── Supplied material
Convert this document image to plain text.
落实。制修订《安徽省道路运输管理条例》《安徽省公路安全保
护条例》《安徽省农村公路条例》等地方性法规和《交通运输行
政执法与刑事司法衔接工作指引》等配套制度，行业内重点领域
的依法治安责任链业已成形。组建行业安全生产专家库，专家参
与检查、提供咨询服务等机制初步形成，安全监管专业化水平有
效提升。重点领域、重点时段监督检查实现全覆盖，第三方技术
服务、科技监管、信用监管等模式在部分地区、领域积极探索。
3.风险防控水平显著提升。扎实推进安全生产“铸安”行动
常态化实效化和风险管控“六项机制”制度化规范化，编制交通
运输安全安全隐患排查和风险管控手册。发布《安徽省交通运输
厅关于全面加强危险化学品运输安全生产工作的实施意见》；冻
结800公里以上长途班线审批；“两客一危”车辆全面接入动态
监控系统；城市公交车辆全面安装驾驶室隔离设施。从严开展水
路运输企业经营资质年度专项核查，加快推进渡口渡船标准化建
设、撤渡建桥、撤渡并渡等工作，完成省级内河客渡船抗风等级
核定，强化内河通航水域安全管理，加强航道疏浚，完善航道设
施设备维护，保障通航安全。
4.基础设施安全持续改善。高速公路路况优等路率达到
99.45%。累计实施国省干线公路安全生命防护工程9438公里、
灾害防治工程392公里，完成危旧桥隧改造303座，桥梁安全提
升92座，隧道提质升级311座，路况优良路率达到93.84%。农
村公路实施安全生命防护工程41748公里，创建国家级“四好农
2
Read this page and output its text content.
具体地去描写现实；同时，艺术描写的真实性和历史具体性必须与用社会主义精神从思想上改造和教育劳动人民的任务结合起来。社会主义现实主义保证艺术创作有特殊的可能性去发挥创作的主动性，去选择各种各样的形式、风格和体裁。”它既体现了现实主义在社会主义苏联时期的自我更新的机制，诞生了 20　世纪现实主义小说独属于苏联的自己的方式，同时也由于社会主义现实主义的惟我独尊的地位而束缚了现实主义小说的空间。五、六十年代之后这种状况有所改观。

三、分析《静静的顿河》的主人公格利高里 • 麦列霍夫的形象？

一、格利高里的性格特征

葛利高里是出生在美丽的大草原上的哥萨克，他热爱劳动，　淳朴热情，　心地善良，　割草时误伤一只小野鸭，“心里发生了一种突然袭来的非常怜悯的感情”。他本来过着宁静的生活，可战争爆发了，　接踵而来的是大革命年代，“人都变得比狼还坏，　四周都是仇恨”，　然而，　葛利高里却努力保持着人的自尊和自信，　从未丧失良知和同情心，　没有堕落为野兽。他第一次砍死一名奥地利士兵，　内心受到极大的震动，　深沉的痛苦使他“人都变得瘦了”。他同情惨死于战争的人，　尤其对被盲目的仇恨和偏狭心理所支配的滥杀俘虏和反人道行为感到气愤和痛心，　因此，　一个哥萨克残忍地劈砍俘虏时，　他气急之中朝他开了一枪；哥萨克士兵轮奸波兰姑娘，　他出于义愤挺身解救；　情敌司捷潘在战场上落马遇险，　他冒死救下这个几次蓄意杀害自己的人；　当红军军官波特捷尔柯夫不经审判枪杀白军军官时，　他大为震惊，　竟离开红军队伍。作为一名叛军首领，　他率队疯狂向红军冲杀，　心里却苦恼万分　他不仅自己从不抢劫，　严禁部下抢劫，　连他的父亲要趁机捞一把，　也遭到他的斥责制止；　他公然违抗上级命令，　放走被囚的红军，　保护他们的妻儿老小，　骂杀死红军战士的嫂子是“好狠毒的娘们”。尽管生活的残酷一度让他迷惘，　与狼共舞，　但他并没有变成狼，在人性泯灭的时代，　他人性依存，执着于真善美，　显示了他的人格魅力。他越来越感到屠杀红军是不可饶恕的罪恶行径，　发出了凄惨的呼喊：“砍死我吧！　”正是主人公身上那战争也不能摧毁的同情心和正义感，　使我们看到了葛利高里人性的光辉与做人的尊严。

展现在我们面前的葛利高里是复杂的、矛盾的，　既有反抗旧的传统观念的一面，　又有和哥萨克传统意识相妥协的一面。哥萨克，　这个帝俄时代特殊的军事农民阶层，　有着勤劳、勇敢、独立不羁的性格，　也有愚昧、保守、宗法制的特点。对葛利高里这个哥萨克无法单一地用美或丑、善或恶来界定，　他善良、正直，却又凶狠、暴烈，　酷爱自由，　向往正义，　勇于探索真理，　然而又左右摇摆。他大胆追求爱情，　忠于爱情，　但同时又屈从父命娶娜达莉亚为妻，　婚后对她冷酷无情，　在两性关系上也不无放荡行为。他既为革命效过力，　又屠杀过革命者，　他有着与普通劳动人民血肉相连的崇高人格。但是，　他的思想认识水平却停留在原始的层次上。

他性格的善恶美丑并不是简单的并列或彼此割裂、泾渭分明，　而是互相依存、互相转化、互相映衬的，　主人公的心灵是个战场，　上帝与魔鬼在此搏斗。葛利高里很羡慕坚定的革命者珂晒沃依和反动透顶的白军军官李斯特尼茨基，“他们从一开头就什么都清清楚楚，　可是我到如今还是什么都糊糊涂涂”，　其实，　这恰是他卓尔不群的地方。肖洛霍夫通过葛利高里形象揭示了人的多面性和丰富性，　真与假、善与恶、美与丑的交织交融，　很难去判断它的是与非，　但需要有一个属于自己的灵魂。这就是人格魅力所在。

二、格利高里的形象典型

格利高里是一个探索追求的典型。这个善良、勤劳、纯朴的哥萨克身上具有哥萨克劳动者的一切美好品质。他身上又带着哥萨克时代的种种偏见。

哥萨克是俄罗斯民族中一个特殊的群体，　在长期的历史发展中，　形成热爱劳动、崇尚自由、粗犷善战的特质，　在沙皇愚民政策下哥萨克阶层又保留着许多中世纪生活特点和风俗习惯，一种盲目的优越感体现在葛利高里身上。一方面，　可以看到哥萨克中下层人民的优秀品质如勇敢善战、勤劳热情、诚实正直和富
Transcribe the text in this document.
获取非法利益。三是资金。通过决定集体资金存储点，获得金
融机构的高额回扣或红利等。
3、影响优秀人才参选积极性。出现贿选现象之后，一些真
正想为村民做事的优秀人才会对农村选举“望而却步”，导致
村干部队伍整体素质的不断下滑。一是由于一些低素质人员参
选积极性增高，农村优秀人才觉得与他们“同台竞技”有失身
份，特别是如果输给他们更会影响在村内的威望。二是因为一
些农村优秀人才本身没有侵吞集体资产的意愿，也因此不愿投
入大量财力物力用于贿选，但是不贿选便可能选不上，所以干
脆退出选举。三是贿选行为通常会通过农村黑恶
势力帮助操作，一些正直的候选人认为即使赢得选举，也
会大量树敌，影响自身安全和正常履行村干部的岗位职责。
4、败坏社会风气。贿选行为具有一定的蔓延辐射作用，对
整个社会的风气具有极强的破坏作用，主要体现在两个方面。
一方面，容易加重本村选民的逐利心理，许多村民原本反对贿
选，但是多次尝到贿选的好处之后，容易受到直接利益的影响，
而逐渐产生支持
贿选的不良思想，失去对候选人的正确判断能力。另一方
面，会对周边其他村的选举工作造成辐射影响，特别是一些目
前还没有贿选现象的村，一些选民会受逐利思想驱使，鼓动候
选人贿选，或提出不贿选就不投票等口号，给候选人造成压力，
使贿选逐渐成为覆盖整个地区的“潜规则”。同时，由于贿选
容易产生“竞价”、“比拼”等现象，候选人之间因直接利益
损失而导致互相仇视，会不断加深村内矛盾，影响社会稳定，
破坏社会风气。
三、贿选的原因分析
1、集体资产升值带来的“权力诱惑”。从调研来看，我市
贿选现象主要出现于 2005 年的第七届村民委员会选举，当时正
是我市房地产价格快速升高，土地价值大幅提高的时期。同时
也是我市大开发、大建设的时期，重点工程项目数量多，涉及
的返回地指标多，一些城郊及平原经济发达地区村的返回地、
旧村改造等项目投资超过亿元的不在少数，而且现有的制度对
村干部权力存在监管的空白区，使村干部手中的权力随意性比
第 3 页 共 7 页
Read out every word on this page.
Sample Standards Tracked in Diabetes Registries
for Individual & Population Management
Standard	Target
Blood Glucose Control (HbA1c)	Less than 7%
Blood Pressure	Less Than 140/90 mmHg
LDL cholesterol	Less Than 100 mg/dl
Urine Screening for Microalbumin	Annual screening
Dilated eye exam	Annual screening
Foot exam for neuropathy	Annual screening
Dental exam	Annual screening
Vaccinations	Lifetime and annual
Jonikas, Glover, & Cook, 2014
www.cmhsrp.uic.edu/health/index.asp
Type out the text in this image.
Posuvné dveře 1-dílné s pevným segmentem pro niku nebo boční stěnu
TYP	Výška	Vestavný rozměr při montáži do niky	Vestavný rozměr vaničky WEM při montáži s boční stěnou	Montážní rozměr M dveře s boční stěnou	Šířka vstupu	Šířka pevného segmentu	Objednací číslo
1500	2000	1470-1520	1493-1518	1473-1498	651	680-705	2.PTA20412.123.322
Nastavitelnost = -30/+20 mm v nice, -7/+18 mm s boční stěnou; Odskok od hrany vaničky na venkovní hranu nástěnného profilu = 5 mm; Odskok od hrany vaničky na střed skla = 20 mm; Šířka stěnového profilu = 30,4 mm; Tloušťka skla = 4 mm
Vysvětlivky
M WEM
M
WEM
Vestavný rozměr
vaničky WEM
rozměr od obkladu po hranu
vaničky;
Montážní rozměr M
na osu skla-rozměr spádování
────
Request >>
Report the number of lines above that contain the word "rozměr", and only that number.

Response to the exercise >>
5